== Exercise ==
Look over the lines below. Report each one that includes the string "roscos".

-- begin Records to use --

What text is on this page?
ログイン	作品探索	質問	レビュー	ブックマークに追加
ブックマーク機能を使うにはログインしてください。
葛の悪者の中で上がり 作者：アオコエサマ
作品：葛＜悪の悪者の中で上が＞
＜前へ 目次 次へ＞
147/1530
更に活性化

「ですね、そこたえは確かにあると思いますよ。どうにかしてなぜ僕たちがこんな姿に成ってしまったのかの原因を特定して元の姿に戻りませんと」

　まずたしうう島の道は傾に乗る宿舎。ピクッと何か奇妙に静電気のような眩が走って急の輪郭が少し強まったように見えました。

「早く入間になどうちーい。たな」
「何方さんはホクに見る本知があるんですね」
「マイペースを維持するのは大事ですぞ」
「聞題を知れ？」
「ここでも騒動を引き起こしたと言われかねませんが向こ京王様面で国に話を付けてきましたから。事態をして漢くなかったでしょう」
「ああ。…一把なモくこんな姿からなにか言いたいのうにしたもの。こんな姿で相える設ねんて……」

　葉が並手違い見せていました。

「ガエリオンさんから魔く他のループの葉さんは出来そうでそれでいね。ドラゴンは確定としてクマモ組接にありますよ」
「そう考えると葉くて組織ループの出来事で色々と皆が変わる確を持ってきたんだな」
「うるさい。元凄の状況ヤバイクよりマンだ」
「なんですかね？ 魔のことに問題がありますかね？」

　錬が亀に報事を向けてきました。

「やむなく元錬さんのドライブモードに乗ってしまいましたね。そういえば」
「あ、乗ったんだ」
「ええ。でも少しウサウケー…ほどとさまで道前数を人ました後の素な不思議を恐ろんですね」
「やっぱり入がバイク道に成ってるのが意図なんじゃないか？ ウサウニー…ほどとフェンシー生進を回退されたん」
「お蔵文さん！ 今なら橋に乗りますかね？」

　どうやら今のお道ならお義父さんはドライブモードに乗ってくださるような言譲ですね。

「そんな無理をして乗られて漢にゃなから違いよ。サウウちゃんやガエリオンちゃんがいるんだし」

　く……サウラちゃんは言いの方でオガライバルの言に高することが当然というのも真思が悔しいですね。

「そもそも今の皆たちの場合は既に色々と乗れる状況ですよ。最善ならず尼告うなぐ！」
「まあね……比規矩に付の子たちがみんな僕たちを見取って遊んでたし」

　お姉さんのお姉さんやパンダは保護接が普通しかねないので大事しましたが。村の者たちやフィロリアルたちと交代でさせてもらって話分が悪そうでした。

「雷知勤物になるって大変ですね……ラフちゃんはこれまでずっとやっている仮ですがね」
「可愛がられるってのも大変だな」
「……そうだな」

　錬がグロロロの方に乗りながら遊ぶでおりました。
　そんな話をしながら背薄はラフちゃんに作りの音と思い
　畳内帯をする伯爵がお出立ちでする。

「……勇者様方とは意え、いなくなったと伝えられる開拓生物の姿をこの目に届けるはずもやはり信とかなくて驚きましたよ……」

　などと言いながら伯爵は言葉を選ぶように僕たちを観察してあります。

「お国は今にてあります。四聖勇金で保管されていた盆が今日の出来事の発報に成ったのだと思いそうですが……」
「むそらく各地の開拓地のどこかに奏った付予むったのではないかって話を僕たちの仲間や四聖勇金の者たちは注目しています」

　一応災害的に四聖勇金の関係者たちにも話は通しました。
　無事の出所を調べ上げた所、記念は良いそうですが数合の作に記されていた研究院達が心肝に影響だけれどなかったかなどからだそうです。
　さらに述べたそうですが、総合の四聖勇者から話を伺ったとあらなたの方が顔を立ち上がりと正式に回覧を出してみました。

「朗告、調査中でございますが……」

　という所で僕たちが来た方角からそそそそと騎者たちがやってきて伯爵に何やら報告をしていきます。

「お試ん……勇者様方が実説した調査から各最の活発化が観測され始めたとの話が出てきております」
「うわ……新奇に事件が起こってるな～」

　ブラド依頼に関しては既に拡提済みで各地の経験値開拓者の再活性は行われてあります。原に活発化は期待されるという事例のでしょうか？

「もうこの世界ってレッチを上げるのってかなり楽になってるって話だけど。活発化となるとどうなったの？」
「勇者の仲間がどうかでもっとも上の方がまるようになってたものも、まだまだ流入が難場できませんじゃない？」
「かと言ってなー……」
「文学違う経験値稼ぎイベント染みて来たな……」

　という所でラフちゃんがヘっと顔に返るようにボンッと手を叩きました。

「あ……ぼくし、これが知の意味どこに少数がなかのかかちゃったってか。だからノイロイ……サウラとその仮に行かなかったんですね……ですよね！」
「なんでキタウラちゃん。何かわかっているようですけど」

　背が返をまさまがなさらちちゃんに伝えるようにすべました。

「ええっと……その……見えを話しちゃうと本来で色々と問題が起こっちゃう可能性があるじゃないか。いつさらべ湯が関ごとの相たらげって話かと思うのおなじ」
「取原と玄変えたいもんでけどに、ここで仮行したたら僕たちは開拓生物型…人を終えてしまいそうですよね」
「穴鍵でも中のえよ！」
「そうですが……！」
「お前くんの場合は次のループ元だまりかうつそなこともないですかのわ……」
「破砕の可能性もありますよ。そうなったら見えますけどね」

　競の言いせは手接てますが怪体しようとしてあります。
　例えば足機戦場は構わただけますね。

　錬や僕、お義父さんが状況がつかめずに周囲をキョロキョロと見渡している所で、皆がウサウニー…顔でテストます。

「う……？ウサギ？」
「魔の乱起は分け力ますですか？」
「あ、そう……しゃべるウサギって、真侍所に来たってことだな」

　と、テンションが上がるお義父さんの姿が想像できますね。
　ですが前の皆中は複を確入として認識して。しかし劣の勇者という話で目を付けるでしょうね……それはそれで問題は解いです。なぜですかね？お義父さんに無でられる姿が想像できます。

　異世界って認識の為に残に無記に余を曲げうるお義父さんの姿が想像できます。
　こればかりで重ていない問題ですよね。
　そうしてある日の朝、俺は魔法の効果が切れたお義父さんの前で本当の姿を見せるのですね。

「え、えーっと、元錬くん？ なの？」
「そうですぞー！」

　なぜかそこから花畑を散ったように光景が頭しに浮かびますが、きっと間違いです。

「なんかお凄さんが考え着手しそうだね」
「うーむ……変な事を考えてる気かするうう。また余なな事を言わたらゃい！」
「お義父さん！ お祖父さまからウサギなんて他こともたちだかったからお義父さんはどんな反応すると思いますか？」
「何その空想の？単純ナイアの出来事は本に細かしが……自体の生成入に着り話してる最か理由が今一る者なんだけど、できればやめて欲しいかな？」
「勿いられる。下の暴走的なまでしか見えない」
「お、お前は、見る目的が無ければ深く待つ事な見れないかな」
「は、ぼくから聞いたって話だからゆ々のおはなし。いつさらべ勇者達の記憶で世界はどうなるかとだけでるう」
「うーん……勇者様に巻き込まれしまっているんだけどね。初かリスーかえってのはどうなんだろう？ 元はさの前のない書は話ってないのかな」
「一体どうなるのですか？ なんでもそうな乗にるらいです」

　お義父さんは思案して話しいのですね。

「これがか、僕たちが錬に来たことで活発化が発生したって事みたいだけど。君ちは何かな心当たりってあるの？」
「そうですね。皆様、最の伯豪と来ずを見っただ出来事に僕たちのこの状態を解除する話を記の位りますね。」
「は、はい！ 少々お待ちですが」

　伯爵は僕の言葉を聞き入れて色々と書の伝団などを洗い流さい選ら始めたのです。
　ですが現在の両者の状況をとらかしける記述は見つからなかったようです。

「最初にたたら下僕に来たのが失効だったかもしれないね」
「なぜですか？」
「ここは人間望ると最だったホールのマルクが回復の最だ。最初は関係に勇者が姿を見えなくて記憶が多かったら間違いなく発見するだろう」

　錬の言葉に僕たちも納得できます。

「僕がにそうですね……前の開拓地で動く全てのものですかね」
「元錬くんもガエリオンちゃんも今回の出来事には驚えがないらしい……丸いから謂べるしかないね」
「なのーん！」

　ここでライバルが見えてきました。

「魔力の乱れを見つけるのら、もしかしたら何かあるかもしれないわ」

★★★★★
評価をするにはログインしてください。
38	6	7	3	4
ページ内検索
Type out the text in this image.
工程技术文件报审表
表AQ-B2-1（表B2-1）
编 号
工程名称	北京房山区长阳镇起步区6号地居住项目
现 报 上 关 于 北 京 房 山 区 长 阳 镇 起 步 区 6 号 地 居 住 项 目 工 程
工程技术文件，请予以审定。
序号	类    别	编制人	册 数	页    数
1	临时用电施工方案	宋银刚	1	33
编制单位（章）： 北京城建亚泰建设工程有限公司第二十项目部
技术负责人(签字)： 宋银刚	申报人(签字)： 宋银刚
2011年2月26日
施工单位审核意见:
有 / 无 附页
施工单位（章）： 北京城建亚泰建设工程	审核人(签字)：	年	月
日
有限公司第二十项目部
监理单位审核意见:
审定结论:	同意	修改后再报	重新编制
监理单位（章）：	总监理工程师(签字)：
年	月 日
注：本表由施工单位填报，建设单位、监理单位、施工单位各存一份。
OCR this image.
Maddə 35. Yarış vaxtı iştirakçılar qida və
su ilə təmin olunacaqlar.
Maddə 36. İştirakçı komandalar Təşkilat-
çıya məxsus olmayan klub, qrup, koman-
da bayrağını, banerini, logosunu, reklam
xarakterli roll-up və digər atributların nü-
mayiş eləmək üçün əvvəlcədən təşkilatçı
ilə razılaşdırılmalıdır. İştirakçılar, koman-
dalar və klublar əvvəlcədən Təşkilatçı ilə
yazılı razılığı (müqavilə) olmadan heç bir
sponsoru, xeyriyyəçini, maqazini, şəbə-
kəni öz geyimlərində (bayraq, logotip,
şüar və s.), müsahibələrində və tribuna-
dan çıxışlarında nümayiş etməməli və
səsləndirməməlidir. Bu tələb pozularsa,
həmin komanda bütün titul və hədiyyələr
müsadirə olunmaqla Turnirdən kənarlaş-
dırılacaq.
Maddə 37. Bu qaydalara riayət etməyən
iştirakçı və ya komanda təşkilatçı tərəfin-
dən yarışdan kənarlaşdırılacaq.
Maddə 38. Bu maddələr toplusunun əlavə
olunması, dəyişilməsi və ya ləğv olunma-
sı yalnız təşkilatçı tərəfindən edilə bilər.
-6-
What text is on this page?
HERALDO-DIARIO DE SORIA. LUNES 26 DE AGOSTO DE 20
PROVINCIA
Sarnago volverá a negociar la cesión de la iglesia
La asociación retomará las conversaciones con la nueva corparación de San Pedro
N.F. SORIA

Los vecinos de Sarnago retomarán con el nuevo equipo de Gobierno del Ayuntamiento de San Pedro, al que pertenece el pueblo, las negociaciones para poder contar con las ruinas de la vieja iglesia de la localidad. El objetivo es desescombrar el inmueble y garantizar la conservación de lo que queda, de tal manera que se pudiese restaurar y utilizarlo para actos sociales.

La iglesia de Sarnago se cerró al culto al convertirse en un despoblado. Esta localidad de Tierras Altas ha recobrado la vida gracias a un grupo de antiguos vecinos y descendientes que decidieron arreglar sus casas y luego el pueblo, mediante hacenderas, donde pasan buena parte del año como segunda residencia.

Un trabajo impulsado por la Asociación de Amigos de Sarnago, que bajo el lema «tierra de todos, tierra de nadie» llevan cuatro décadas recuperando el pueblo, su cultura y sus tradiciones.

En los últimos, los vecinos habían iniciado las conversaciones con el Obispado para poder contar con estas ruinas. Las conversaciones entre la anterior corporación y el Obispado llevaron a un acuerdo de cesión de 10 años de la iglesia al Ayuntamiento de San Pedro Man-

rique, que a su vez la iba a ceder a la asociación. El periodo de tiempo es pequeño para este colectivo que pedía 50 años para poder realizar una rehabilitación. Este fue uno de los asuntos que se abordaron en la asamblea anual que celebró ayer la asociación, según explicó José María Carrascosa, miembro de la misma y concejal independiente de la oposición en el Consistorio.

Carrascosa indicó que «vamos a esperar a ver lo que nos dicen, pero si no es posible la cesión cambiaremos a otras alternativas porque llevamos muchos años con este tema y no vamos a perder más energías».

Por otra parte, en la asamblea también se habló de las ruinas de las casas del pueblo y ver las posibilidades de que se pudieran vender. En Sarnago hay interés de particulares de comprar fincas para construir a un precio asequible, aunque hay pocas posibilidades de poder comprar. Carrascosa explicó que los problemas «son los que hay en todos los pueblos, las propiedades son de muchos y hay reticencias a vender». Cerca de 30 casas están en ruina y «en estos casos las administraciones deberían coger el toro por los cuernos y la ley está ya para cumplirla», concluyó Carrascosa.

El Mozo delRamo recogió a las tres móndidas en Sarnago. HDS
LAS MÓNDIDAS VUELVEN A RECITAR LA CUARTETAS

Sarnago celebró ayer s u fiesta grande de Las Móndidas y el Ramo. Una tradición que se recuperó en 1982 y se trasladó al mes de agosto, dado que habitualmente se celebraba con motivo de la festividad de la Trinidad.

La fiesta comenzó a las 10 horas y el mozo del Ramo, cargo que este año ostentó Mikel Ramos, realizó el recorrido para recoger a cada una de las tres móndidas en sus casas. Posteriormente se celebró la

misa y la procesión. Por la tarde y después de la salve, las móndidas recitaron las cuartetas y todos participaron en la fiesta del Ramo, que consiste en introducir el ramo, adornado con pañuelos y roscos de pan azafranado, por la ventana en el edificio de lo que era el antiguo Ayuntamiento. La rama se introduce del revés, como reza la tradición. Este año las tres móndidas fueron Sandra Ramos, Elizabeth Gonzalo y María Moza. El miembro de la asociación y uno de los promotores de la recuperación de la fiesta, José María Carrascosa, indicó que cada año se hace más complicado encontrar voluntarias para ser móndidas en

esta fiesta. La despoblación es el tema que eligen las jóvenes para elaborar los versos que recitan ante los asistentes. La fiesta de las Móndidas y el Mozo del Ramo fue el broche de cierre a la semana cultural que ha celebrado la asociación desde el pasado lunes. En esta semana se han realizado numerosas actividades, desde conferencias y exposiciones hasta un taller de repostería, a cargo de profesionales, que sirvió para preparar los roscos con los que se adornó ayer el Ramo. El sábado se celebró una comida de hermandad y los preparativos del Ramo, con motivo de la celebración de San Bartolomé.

-- end Records to use --

== Completed task ==
misa y la procesión. Por la tarde y después de la salve, las móndidas recitaron las cuartetas y todos participaron en la fiesta del Ramo, que consiste en introducir el ramo, adornado con pañuelos y roscos de pan azafranado, por la ventana en el edificio de lo que era el antiguo Ayuntamiento. La rama se introduce del revés, como reza la tradición. Este año las tres móndidas fueron Sandra Ramos, Elizabeth Gonzalo y María Moza. El miembro de la asociación y uno de los promotores de la recuperación de la fiesta, José María Carrascosa, indicó que cada año se hace más complicado encontrar voluntarias para ser móndidas en
esta fiesta. La despoblación es el tema que eligen las jóvenes para elaborar los versos que recitan ante los asistentes. La fiesta de las Móndidas y el Mozo del Ramo fue el broche de cierre a la semana cultural que ha celebrado la asociación desde el pasado lunes. En esta semana se han realizado numerosas actividades, desde conferencias y exposiciones hasta un taller de repostería, a cargo de profesionales, que sirvió para preparar los roscos con los que se adornó ayer el Ramo. El sábado se celebró una comida de hermandad y los preparativos del Ramo, con motivo de la celebración de San Bartolomé.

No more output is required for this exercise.